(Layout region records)
⁂

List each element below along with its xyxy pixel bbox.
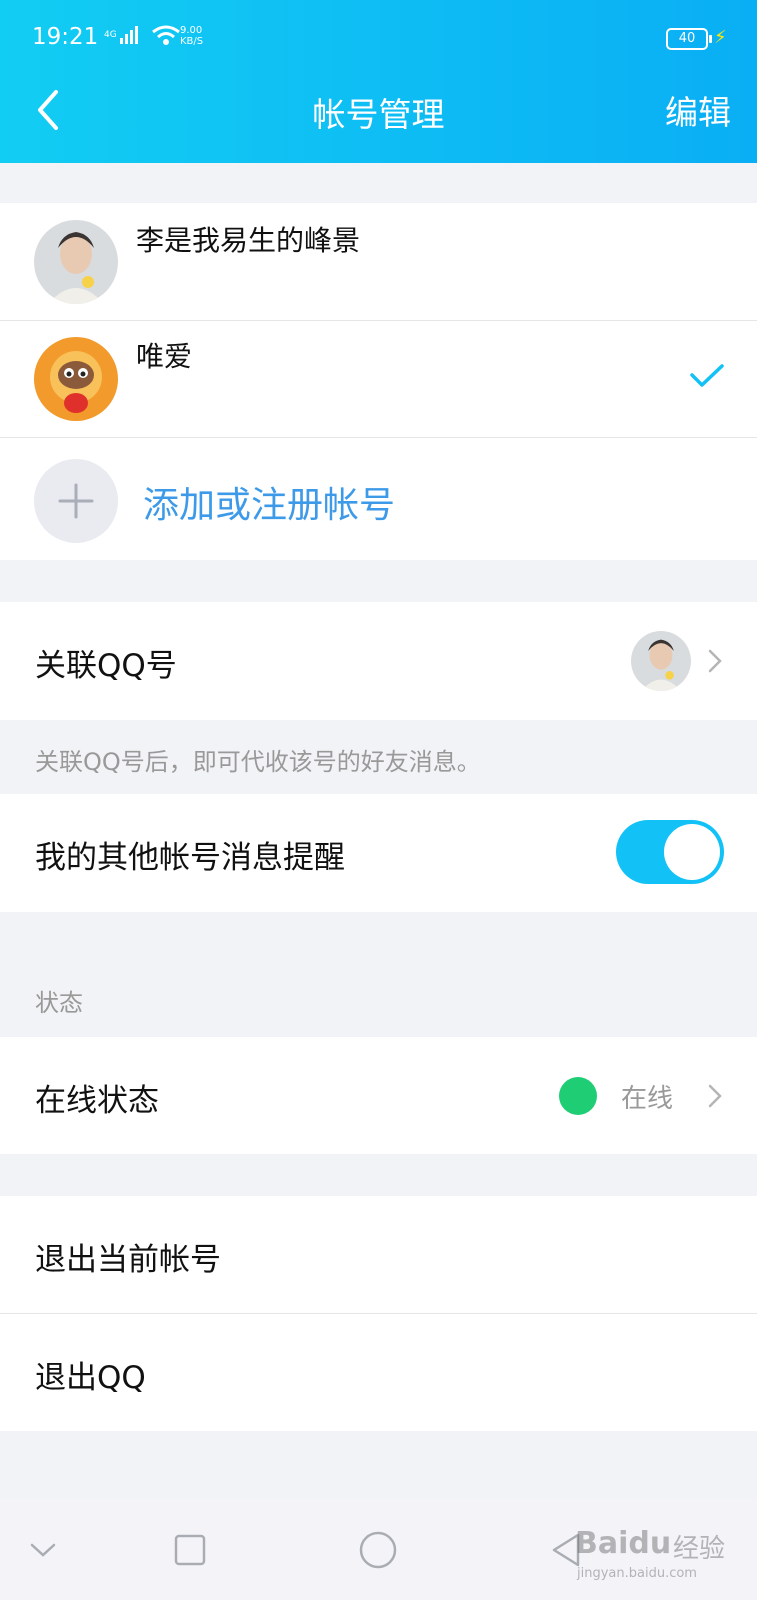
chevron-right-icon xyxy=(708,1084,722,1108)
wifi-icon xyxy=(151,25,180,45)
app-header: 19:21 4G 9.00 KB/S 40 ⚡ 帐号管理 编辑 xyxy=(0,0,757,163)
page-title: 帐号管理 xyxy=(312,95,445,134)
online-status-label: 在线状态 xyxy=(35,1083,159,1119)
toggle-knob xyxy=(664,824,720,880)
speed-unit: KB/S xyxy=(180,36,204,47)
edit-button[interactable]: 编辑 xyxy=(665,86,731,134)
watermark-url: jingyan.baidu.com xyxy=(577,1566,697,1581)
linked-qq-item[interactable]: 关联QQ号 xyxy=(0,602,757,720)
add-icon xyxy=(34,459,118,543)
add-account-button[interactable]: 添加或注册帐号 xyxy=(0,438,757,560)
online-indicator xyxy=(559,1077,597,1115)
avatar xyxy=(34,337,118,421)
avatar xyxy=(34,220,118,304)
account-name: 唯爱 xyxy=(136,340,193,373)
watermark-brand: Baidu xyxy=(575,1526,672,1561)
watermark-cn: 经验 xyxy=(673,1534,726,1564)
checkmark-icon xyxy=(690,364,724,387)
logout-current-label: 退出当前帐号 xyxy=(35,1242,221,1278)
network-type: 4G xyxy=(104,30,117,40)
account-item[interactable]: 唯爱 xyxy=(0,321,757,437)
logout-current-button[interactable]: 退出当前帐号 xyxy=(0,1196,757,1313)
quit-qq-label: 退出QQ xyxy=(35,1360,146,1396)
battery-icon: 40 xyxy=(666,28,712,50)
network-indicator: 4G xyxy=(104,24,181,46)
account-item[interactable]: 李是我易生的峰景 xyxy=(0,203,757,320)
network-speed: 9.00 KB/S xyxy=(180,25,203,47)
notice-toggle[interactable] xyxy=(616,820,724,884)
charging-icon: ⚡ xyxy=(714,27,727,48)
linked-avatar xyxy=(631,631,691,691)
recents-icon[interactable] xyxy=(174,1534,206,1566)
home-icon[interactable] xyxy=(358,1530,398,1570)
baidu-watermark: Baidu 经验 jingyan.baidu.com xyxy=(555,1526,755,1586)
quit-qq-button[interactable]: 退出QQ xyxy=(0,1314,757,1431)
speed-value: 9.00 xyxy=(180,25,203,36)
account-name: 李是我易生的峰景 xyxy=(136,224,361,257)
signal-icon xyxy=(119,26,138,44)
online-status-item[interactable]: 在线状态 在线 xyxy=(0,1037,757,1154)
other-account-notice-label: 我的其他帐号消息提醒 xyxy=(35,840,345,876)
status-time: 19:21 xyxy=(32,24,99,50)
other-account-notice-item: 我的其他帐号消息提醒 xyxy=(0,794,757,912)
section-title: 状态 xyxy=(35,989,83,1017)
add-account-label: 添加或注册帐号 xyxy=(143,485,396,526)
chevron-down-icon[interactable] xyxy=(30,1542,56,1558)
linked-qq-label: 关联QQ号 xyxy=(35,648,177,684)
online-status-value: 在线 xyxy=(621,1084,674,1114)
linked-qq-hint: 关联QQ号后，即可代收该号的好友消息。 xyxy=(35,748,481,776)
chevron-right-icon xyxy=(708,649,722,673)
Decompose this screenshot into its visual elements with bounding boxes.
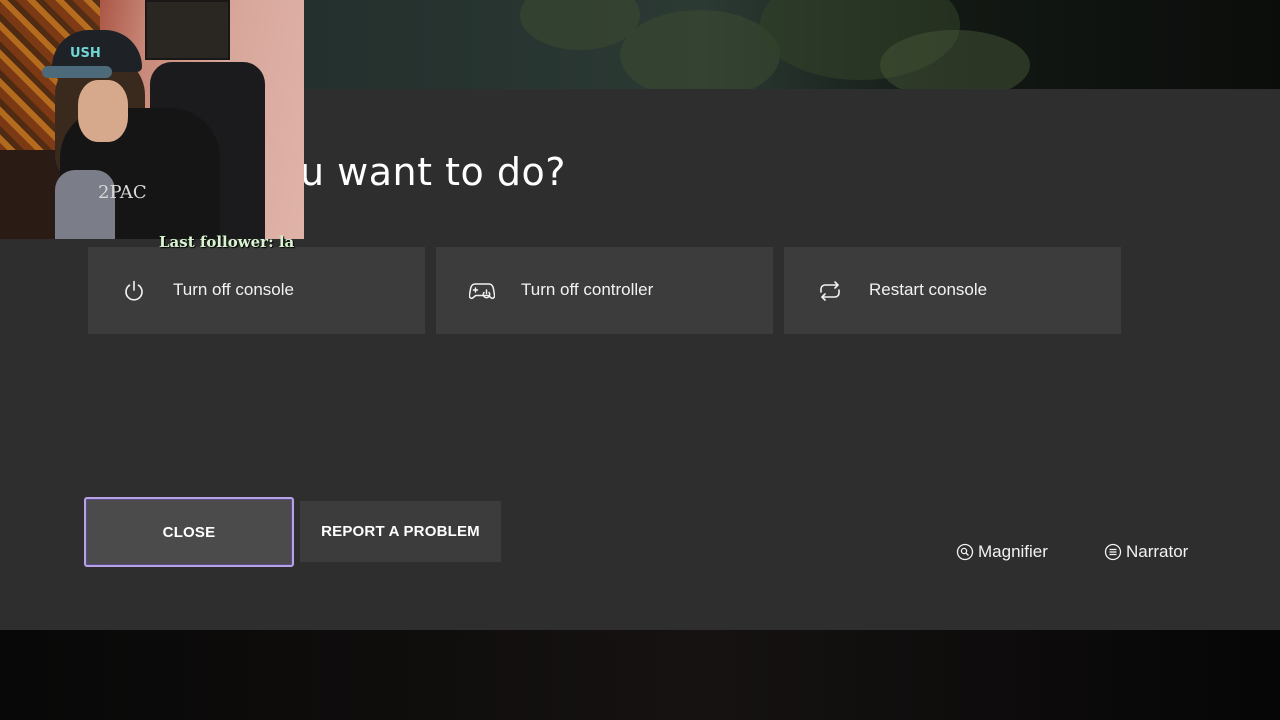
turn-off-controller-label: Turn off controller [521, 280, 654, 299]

⁂

• [Problem details]:
Please retype all of the rows above with no changes, leaving out the pictures.

• [Correct response]:
List each element below along with its xyxy pixel bbox.
chevron-right-icon xyxy=(708,1084,722,1108)
wifi-icon xyxy=(151,25,180,45)
app-header: 19:21 4G 9.00 KB/S 40 ⚡ 帐号管理 编辑 xyxy=(0,0,757,163)
page-title: 帐号管理 xyxy=(312,95,445,134)
online-status-label: 在线状态 xyxy=(35,1083,159,1119)
toggle-knob xyxy=(664,824,720,880)
speed-unit: KB/S xyxy=(180,36,204,47)
edit-button[interactable]: 编辑 xyxy=(665,86,731,134)
watermark-url: jingyan.baidu.com xyxy=(577,1566,697,1581)
linked-qq-item[interactable]: 关联QQ号 xyxy=(0,602,757,720)
add-icon xyxy=(34,459,118,543)
add-account-button[interactable]: 添加或注册帐号 xyxy=(0,438,757,560)
online-indicator xyxy=(559,1077,597,1115)
avatar xyxy=(34,337,118,421)
avatar xyxy=(34,220,118,304)
account-name: 唯爱 xyxy=(136,340,193,373)
watermark-brand: Baidu xyxy=(575,1526,672,1561)
watermark-cn: 经验 xyxy=(673,1534,726,1564)
checkmark-icon xyxy=(690,364,724,387)
logout-current-label: 退出当前帐号 xyxy=(35,1242,221,1278)
network-type: 4G xyxy=(104,30,117,40)
account-item[interactable]: 唯爱 xyxy=(0,321,757,437)
logout-current-button[interactable]: 退出当前帐号 xyxy=(0,1196,757,1313)
quit-qq-label: 退出QQ xyxy=(35,1360,146,1396)
battery-icon: 40 xyxy=(666,28,712,50)
network-indicator: 4G xyxy=(104,24,181,46)
account-item[interactable]: 李是我易生的峰景 xyxy=(0,203,757,320)
network-speed: 9.00 KB/S xyxy=(180,25,203,47)
notice-toggle[interactable] xyxy=(616,820,724,884)
charging-icon: ⚡ xyxy=(714,27,727,48)
linked-avatar xyxy=(631,631,691,691)
recents-icon[interactable] xyxy=(174,1534,206,1566)
home-icon[interactable] xyxy=(358,1530,398,1570)
baidu-watermark: Baidu 经验 jingyan.baidu.com xyxy=(555,1526,755,1586)
quit-qq-button[interactable]: 退出QQ xyxy=(0,1314,757,1431)
speed-value: 9.00 xyxy=(180,25,203,36)
account-name: 李是我易生的峰景 xyxy=(136,224,361,257)
signal-icon xyxy=(119,26,138,44)
online-status-item[interactable]: 在线状态 在线 xyxy=(0,1037,757,1154)
other-account-notice-label: 我的其他帐号消息提醒 xyxy=(35,840,345,876)
status-time: 19:21 xyxy=(32,24,99,50)
other-account-notice-item: 我的其他帐号消息提醒 xyxy=(0,794,757,912)
section-title: 状态 xyxy=(35,989,83,1017)
add-account-label: 添加或注册帐号 xyxy=(143,485,396,526)
chevron-down-icon[interactable] xyxy=(30,1542,56,1558)
linked-qq-label: 关联QQ号 xyxy=(35,648,177,684)
online-status-value: 在线 xyxy=(621,1084,674,1114)
linked-qq-hint: 关联QQ号后，即可代收该号的好友消息。 xyxy=(35,748,481,776)
chevron-right-icon xyxy=(708,649,722,673)
Decompose this screenshot into its visual elements with bounding boxes.
turn-off-controller-label: Turn off controller [521, 280, 654, 299]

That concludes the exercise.